GOAL
Transcribe every record that appears below, exactly and in full.

## BEGIN

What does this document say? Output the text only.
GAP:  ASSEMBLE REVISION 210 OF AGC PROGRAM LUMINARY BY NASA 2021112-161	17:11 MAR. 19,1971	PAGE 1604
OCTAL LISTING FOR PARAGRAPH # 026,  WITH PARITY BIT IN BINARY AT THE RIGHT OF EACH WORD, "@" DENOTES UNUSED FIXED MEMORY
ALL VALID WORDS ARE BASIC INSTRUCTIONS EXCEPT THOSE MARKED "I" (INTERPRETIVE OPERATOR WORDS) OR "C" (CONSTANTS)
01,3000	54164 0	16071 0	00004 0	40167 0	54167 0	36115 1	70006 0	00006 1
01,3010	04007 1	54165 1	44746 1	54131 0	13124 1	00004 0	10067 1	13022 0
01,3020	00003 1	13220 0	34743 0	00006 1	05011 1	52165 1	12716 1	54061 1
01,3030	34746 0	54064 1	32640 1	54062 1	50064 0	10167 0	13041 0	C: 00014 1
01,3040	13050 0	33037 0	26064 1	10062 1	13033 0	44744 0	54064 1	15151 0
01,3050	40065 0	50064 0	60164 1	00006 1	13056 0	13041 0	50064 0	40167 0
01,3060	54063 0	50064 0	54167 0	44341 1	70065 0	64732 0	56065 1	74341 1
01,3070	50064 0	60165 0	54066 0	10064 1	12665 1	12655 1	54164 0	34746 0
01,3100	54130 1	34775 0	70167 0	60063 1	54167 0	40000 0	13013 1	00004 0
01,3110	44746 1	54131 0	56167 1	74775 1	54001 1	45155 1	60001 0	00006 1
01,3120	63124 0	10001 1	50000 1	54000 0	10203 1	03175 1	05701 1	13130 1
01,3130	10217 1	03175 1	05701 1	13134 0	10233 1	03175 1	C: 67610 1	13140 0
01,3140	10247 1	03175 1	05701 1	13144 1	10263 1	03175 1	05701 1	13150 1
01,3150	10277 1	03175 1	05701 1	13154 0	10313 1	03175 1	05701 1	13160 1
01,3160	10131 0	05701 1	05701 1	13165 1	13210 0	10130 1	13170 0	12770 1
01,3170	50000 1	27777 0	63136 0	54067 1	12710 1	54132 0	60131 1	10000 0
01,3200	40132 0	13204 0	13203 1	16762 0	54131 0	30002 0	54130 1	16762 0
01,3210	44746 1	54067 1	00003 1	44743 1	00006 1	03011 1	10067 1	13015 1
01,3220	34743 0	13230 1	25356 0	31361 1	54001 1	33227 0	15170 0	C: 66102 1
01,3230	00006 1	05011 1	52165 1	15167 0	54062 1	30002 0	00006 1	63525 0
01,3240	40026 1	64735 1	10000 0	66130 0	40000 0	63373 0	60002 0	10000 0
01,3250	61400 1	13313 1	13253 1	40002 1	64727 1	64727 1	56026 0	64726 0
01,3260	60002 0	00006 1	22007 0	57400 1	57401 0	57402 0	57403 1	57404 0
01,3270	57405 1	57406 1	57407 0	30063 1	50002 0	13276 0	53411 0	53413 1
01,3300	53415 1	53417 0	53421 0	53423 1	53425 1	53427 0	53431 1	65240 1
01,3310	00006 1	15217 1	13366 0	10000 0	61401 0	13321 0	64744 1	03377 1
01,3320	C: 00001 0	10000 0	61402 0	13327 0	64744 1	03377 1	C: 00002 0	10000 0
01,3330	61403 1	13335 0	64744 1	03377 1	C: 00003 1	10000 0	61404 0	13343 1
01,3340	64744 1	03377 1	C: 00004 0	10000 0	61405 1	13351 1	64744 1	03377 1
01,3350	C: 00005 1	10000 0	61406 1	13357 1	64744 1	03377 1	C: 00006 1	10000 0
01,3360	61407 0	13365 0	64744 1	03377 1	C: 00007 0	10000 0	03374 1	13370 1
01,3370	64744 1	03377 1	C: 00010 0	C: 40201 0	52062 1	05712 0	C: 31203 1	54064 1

## END

EXERCISE ANSWER
What does this document say? Output the text only.
GAP:  ASSEMBLE REVISION 210 OF AGC PROGRAM LUMINARY BY NASA 2021112-161	17:11 MAR. 19,1971	PAGE 1604
OCTAL LISTING FOR PARAGRAPH # 026,  WITH PARITY BIT IN BINARY AT THE RIGHT OF EACH WORD, "@" DENOTES UNUSED FIXED MEMORY
ALL VALID WORDS ARE BASIC INSTRUCTIONS EXCEPT THOSE MARKED "I" (INTERPRETIVE OPERATOR WORDS) OR "C" (CONSTANTS)
01,3000	54164 0	16071 0	00004 0	40167 0	54167 0	36115 1	70006 0	00006 1
01,3010	04007 1	54165 1	44746 1	54131 0	13124 1	00004 0	10067 1	13022 0
01,3020	00003 1	13220 0	34743 0	00006 1	05011 1	52165 1	12716 1	54061 1
01,3030	34746 0	54064 1	32640 1	54062 1	50064 0	10167 0	13041 0	C: 00014 1
01,3040	13050 0	33037 0	26064 1	10062 1	13033 0	44744 0	54064 1	15151 0
01,3050	40065 0	50064 0	60164 1	00006 1	13056 0	13041 0	50064 0	40167 0
01,3060	54063 0	50064 0	54167 0	44341 1	70065 0	64732 0	56065 1	74341 1
01,3070	50064 0	60165 0	54066 0	10064 1	12665 1	12655 1	54164 0	34746 0
01,3100	54130 1	34775 0	70167 0	60063 1	54167 0	40000 0	13013 1	00004 0
01,3110	44746 1	54131 0	56167 1	74775 1	54001 1	45155 1	60001 0	00006 1
01,3120	63124 0	10001 1	50000 1	54000 0	10203 1	03175 1	05701 1	13130 1
01,3130	10217 1	03175 1	05701 1	13134 0	10233 1	03175 1	C: 67610 1	13140 0
01,3140	10247 1	03175 1	05701 1	13144 1	10263 1	03175 1	05701 1	13150 1
01,3150	10277 1	03175 1	05701 1	13154 0	10313 1	03175 1	05701 1	13160 1
01,3160	10131 0	05701 1	05701 1	13165 1	13210 0	10130 1	13170 0	12770 1
01,3170	50000 1	27777 0	63136 0	54067 1	12710 1	54132 0	60131 1	10000 0
01,3200	40132 0	13204 0	13203 1	16762 0	54131 0	30002 0	54130 1	16762 0
01,3210	44746 1	54067 1	00003 1	44743 1	00006 1	03011 1	10067 1	13015 1
01,3220	34743 0	13230 1	25356 0	31361 1	54001 1	33227 0	15170 0	C: 66102 1
01,3230	00006 1	05011 1	52165 1	15167 0	54062 1	30002 0	00006 1	63525 0
01,3240	40026 1	64735 1	10000 0	66130 0	40000 0	63373 0	60002 0	10000 0
01,3250	61400 1	13313 1	13253 1	40002 1	64727 1	64727 1	56026 0	64726 0
01,3260	60002 0	00006 1	22007 0	57400 1	57401 0	57402 0	57403 1	57404 0
01,3270	57405 1	57406 1	57407 0	30063 1	50002 0	13276 0	53411 0	53413 1
01,3300	53415 1	53417 0	53421 0	53423 1	53425 1	53427 0	53431 1	65240 1
01,3310	00006 1	15217 1	13366 0	10000 0	61401 0	13321 0	64744 1	03377 1
01,3320	C: 00001 0	10000 0	61402 0	13327 0	64744 1	03377 1	C: 00002 0	10000 0
01,3330	61403 1	13335 0	64744 1	03377 1	C: 00003 1	10000 0	61404 0	13343 1
01,3340	64744 1	03377 1	C: 00004 0	10000 0	61405 1	13351 1	64744 1	03377 1
01,3350	C: 00005 1	10000 0	61406 1	13357 1	64744 1	03377 1	C: 00006 1	10000 0
01,3360	61407 0	13365 0	64744 1	03377 1	C: 00007 0	10000 0	03374 1	13370 1
01,3370	64744 1	03377 1	C: 00010 0	C: 40201 0	52062 1	05712 0	C: 31203 1	54064 1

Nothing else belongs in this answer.